- **Stated task**: Word for word, copy all the data and drop the pictures.

- **Source data**:
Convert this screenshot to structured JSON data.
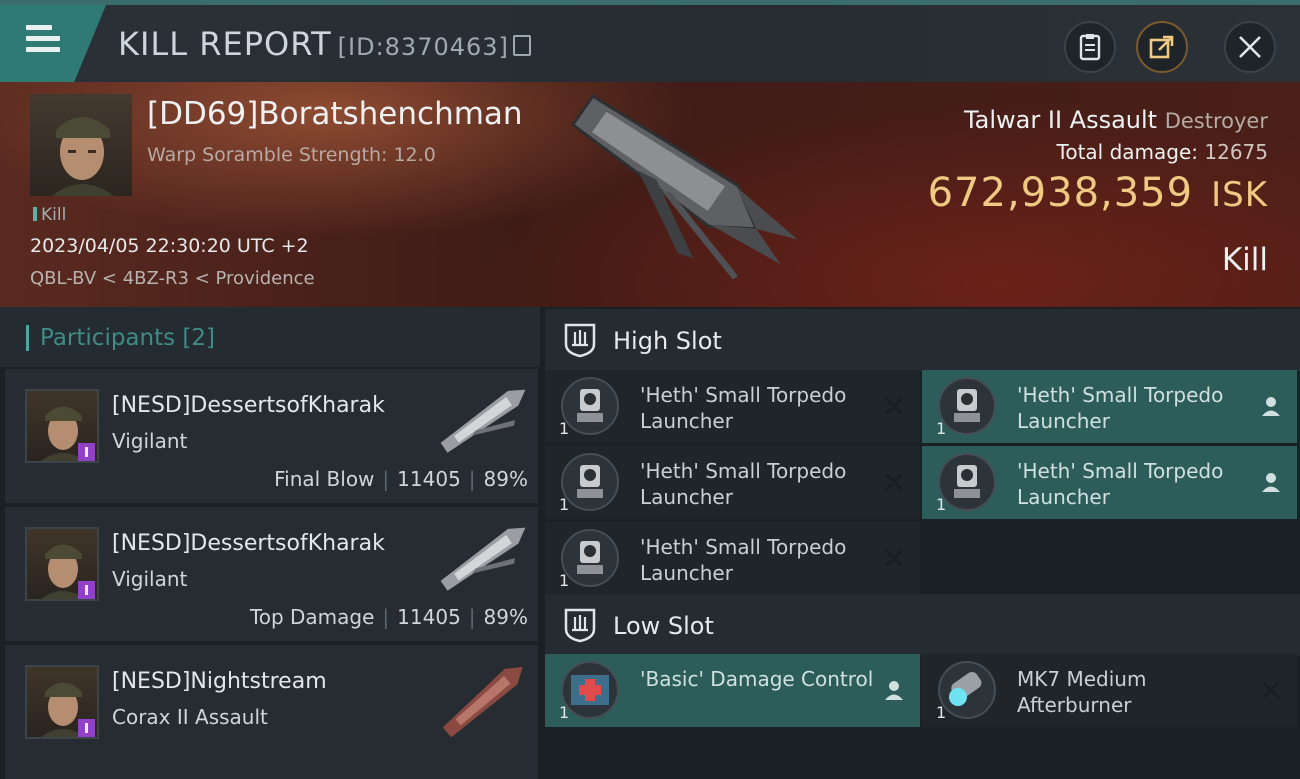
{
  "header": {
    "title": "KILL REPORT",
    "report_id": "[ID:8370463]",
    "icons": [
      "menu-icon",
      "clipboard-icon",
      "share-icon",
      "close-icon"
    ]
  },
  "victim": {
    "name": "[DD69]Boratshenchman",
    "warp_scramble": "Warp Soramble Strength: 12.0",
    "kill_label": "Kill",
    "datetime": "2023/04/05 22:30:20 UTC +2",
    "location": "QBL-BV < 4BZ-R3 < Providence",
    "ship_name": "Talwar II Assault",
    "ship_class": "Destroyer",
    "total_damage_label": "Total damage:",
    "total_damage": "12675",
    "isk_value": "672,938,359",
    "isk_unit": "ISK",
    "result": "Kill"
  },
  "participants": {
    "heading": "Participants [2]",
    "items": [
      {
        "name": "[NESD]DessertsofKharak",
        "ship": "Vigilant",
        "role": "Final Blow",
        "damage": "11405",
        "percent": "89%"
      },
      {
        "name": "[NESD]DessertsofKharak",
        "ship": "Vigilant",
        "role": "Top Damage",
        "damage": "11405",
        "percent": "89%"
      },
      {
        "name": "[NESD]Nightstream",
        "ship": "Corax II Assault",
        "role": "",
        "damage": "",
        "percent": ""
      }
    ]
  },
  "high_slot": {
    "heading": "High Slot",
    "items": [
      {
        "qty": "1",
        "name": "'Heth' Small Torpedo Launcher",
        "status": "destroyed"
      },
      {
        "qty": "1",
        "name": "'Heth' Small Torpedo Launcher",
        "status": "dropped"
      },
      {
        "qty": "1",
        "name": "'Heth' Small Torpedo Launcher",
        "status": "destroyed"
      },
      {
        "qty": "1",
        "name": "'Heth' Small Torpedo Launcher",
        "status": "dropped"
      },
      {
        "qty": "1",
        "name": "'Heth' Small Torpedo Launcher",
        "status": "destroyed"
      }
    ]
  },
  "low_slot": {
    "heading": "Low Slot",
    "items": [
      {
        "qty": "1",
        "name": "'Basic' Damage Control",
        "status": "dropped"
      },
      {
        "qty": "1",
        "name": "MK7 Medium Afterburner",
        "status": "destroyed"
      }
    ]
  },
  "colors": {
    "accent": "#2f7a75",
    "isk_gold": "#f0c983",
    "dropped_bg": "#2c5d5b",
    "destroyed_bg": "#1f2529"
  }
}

- **Reply to the task**:
Convert this screenshot to structured JSON data.
{
  "header": {
    "title": "KILL REPORT",
    "report_id": "[ID:8370463]",
    "icons": [
      "menu-icon",
      "clipboard-icon",
      "share-icon",
      "close-icon"
    ]
  },
  "victim": {
    "name": "[DD69]Boratshenchman",
    "warp_scramble": "Warp Soramble Strength: 12.0",
    "kill_label": "Kill",
    "datetime": "2023/04/05 22:30:20 UTC +2",
    "location": "QBL-BV < 4BZ-R3 < Providence",
    "ship_name": "Talwar II Assault",
    "ship_class": "Destroyer",
    "total_damage_label": "Total damage:",
    "total_damage": "12675",
    "isk_value": "672,938,359",
    "isk_unit": "ISK",
    "result": "Kill"
  },
  "participants": {
    "heading": "Participants [2]",
    "items": [
      {
        "name": "[NESD]DessertsofKharak",
        "ship": "Vigilant",
        "role": "Final Blow",
        "damage": "11405",
        "percent": "89%"
      },
      {
        "name": "[NESD]DessertsofKharak",
        "ship": "Vigilant",
        "role": "Top Damage",
        "damage": "11405",
        "percent": "89%"
      },
      {
        "name": "[NESD]Nightstream",
        "ship": "Corax II Assault",
        "role": "",
        "damage": "",
        "percent": ""
      }
    ]
  },
  "high_slot": {
    "heading": "High Slot",
    "items": [
      {
        "qty": "1",
        "name": "'Heth' Small Torpedo Launcher",
        "status": "destroyed"
      },
      {
        "qty": "1",
        "name": "'Heth' Small Torpedo Launcher",
        "status": "dropped"
      },
      {
        "qty": "1",
        "name": "'Heth' Small Torpedo Launcher",
        "status": "destroyed"
      },
      {
        "qty": "1",
        "name": "'Heth' Small Torpedo Launcher",
        "status": "dropped"
      },
      {
        "qty": "1",
        "name": "'Heth' Small Torpedo Launcher",
        "status": "destroyed"
      }
    ]
  },
  "low_slot": {
    "heading": "Low Slot",
    "items": [
      {
        "qty": "1",
        "name": "'Basic' Damage Control",
        "status": "dropped"
      },
      {
        "qty": "1",
        "name": "MK7 Medium Afterburner",
        "status": "destroyed"
      }
    ]
  },
  "colors": {
    "accent": "#2f7a75",
    "isk_gold": "#f0c983",
    "dropped_bg": "#2c5d5b",
    "destroyed_bg": "#1f2529"
  }
}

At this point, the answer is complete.